-- Material to process --
>> START

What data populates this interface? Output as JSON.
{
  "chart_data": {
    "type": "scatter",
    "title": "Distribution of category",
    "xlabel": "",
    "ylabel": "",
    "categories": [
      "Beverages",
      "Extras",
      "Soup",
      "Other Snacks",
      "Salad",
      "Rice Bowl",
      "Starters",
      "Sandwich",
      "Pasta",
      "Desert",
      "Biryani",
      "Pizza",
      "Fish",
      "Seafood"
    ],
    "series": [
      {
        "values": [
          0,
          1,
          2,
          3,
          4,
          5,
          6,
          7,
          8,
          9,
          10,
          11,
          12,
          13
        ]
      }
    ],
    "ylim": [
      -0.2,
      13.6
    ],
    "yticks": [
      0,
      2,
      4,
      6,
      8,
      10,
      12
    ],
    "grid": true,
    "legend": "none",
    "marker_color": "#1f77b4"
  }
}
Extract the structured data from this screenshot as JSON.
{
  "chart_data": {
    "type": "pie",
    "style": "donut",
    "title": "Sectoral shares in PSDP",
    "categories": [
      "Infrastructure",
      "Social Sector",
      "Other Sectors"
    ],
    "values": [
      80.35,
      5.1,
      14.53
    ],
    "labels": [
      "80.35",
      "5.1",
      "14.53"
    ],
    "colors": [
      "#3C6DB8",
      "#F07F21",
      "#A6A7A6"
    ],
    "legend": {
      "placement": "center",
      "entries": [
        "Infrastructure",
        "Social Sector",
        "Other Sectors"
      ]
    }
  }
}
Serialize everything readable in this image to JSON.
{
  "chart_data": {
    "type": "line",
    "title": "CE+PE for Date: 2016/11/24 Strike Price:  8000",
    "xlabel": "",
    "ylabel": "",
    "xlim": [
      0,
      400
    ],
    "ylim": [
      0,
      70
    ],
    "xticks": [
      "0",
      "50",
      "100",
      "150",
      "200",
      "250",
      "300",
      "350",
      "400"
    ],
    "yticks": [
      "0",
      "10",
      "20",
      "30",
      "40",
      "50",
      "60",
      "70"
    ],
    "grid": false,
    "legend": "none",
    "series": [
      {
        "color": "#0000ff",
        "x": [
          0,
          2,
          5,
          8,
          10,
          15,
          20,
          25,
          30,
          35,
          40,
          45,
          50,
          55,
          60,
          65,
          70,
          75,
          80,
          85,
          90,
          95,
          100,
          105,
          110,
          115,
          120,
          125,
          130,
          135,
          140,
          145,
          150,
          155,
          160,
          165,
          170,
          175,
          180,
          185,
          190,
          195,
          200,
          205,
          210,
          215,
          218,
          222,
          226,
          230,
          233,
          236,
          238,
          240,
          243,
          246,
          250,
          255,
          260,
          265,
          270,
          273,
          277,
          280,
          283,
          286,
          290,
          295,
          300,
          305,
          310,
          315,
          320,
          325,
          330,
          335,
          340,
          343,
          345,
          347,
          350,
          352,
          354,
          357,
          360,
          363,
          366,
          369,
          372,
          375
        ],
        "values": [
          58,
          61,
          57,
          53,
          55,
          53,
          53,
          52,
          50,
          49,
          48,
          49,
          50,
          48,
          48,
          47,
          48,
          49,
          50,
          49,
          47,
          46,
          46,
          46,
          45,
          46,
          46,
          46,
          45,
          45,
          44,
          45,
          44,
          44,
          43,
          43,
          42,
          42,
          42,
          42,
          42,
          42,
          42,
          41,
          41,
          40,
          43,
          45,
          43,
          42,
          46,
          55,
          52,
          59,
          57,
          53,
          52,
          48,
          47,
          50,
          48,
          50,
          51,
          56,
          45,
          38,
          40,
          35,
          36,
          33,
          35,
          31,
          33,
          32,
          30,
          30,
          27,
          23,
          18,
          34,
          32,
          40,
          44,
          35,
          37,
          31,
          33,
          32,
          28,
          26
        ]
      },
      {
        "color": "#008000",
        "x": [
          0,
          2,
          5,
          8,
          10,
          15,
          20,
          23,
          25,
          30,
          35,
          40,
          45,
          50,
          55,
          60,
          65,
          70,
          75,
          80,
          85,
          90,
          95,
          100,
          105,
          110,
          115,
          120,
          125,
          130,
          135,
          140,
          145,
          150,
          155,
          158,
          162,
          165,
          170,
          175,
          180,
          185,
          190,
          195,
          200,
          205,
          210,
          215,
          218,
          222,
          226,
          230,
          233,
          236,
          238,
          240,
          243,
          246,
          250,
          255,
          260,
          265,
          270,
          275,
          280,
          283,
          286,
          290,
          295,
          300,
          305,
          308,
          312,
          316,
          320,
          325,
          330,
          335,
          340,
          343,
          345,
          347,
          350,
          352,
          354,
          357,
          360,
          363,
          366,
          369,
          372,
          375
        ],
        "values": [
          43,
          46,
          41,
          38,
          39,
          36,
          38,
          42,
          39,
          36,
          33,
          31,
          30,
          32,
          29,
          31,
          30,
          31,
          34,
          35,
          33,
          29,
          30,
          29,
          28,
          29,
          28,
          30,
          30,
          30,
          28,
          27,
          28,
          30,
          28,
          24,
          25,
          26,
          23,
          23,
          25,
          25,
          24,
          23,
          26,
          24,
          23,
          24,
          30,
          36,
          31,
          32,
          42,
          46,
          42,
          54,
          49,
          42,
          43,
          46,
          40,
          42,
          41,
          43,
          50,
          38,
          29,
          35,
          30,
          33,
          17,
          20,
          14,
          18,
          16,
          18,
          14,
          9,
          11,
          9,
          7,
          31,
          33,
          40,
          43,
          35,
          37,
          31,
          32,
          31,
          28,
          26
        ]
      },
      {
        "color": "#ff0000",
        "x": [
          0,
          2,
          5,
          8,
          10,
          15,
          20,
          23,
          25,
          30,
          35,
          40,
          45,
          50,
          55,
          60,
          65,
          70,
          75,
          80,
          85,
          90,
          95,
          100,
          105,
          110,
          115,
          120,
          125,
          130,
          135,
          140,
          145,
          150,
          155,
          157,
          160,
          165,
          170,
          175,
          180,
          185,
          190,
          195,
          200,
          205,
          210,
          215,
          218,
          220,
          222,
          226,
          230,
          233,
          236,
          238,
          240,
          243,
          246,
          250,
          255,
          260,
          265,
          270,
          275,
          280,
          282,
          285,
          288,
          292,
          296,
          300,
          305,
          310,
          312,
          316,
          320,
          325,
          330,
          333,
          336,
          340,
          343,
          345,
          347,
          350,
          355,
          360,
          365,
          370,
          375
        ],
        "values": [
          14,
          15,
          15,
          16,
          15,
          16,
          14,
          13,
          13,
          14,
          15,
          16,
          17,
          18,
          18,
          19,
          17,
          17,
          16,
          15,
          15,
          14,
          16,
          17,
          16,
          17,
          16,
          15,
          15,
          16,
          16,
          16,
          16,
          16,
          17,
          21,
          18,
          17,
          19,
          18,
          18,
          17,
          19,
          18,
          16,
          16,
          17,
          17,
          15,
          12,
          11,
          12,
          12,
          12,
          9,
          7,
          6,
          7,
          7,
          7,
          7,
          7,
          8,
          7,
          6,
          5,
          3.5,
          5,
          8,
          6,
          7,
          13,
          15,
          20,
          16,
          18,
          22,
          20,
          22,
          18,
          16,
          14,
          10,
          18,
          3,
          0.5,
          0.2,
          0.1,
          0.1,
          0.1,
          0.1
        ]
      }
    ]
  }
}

>> END

-- What you will do --
Output all of the data again. Match it exactly.

-- Output of the task --
What data populates this interface? Output as JSON.
{
  "chart_data": {
    "type": "scatter",
    "title": "Distribution of category",
    "xlabel": "",
    "ylabel": "",
    "categories": [
      "Beverages",
      "Extras",
      "Soup",
      "Other Snacks",
      "Salad",
      "Rice Bowl",
      "Starters",
      "Sandwich",
      "Pasta",
      "Desert",
      "Biryani",
      "Pizza",
      "Fish",
      "Seafood"
    ],
    "series": [
      {
        "values": [
          0,
          1,
          2,
          3,
          4,
          5,
          6,
          7,
          8,
          9,
          10,
          11,
          12,
          13
        ]
      }
    ],
    "ylim": [
      -0.2,
      13.6
    ],
    "yticks": [
      0,
      2,
      4,
      6,
      8,
      10,
      12
    ],
    "grid": true,
    "legend": "none",
    "marker_color": "#1f77b4"
  }
}
Extract the structured data from this screenshot as JSON.
{
  "chart_data": {
    "type": "pie",
    "style": "donut",
    "title": "Sectoral shares in PSDP",
    "categories": [
      "Infrastructure",
      "Social Sector",
      "Other Sectors"
    ],
    "values": [
      80.35,
      5.1,
      14.53
    ],
    "labels": [
      "80.35",
      "5.1",
      "14.53"
    ],
    "colors": [
      "#3C6DB8",
      "#F07F21",
      "#A6A7A6"
    ],
    "legend": {
      "placement": "center",
      "entries": [
        "Infrastructure",
        "Social Sector",
        "Other Sectors"
      ]
    }
  }
}
Serialize everything readable in this image to JSON.
{
  "chart_data": {
    "type": "line",
    "title": "CE+PE for Date: 2016/11/24 Strike Price:  8000",
    "xlabel": "",
    "ylabel": "",
    "xlim": [
      0,
      400
    ],
    "ylim": [
      0,
      70
    ],
    "xticks": [
      "0",
      "50",
      "100",
      "150",
      "200",
      "250",
      "300",
      "350",
      "400"
    ],
    "yticks": [
      "0",
      "10",
      "20",
      "30",
      "40",
      "50",
      "60",
      "70"
    ],
    "grid": false,
    "legend": "none",
    "series": [
      {
        "color": "#0000ff",
        "x": [
          0,
          2,
          5,
          8,
          10,
          15,
          20,
          25,
          30,
          35,
          40,
          45,
          50,
          55,
          60,
          65,
          70,
          75,
          80,
          85,
          90,
          95,
          100,
          105,
          110,
          115,
          120,
          125,
          130,
          135,
          140,
          145,
          150,
          155,
          160,
          165,
          170,
          175,
          180,
          185,
          190,
          195,
          200,
          205,
          210,
          215,
          218,
          222,
          226,
          230,
          233,
          236,
          238,
          240,
          243,
          246,
          250,
          255,
          260,
          265,
          270,
          273,
          277,
          280,
          283,
          286,
          290,
          295,
          300,
          305,
          310,
          315,
          320,
          325,
          330,
          335,
          340,
          343,
          345,
          347,
          350,
          352,
          354,
          357,
          360,
          363,
          366,
          369,
          372,
          375
        ],
        "values": [
          58,
          61,
          57,
          53,
          55,
          53,
          53,
          52,
          50,
          49,
          48,
          49,
          50,
          48,
          48,
          47,
          48,
          49,
          50,
          49,
          47,
          46,
          46,
          46,
          45,
          46,
          46,
          46,
          45,
          45,
          44,
          45,
          44,
          44,
          43,
          43,
          42,
          42,
          42,
          42,
          42,
          42,
          42,
          41,
          41,
          40,
          43,
          45,
          43,
          42,
          46,
          55,
          52,
          59,
          57,
          53,
          52,
          48,
          47,
          50,
          48,
          50,
          51,
          56,
          45,
          38,
          40,
          35,
          36,
          33,
          35,
          31,
          33,
          32,
          30,
          30,
          27,
          23,
          18,
          34,
          32,
          40,
          44,
          35,
          37,
          31,
          33,
          32,
          28,
          26
        ]
      },
      {
        "color": "#008000",
        "x": [
          0,
          2,
          5,
          8,
          10,
          15,
          20,
          23,
          25,
          30,
          35,
          40,
          45,
          50,
          55,
          60,
          65,
          70,
          75,
          80,
          85,
          90,
          95,
          100,
          105,
          110,
          115,
          120,
          125,
          130,
          135,
          140,
          145,
          150,
          155,
          158,
          162,
          165,
          170,
          175,
          180,
          185,
          190,
          195,
          200,
          205,
          210,
          215,
          218,
          222,
          226,
          230,
          233,
          236,
          238,
          240,
          243,
          246,
          250,
          255,
          260,
          265,
          270,
          275,
          280,
          283,
          286,
          290,
          295,
          300,
          305,
          308,
          312,
          316,
          320,
          325,
          330,
          335,
          340,
          343,
          345,
          347,
          350,
          352,
          354,
          357,
          360,
          363,
          366,
          369,
          372,
          375
        ],
        "values": [
          43,
          46,
          41,
          38,
          39,
          36,
          38,
          42,
          39,
          36,
          33,
          31,
          30,
          32,
          29,
          31,
          30,
          31,
          34,
          35,
          33,
          29,
          30,
          29,
          28,
          29,
          28,
          30,
          30,
          30,
          28,
          27,
          28,
          30,
          28,
          24,
          25,
          26,
          23,
          23,
          25,
          25,
          24,
          23,
          26,
          24,
          23,
          24,
          30,
          36,
          31,
          32,
          42,
          46,
          42,
          54,
          49,
          42,
          43,
          46,
          40,
          42,
          41,
          43,
          50,
          38,
          29,
          35,
          30,
          33,
          17,
          20,
          14,
          18,
          16,
          18,
          14,
          9,
          11,
          9,
          7,
          31,
          33,
          40,
          43,
          35,
          37,
          31,
          32,
          31,
          28,
          26
        ]
      },
      {
        "color": "#ff0000",
        "x": [
          0,
          2,
          5,
          8,
          10,
          15,
          20,
          23,
          25,
          30,
          35,
          40,
          45,
          50,
          55,
          60,
          65,
          70,
          75,
          80,
          85,
          90,
          95,
          100,
          105,
          110,
          115,
          120,
          125,
          130,
          135,
          140,
          145,
          150,
          155,
          157,
          160,
          165,
          170,
          175,
          180,
          185,
          190,
          195,
          200,
          205,
          210,
          215,
          218,
          220,
          222,
          226,
          230,
          233,
          236,
          238,
          240,
          243,
          246,
          250,
          255,
          260,
          265,
          270,
          275,
          280,
          282,
          285,
          288,
          292,
          296,
          300,
          305,
          310,
          312,
          316,
          320,
          325,
          330,
          333,
          336,
          340,
          343,
          345,
          347,
          350,
          355,
          360,
          365,
          370,
          375
        ],
        "values": [
          14,
          15,
          15,
          16,
          15,
          16,
          14,
          13,
          13,
          14,
          15,
          16,
          17,
          18,
          18,
          19,
          17,
          17,
          16,
          15,
          15,
          14,
          16,
          17,
          16,
          17,
          16,
          15,
          15,
          16,
          16,
          16,
          16,
          16,
          17,
          21,
          18,
          17,
          19,
          18,
          18,
          17,
          19,
          18,
          16,
          16,
          17,
          17,
          15,
          12,
          11,
          12,
          12,
          12,
          9,
          7,
          6,
          7,
          7,
          7,
          7,
          7,
          8,
          7,
          6,
          5,
          3.5,
          5,
          8,
          6,
          7,
          13,
          15,
          20,
          16,
          18,
          22,
          20,
          22,
          18,
          16,
          14,
          10,
          18,
          3,
          0.5,
          0.2,
          0.1,
          0.1,
          0.1,
          0.1
        ]
      }
    ]
  }
}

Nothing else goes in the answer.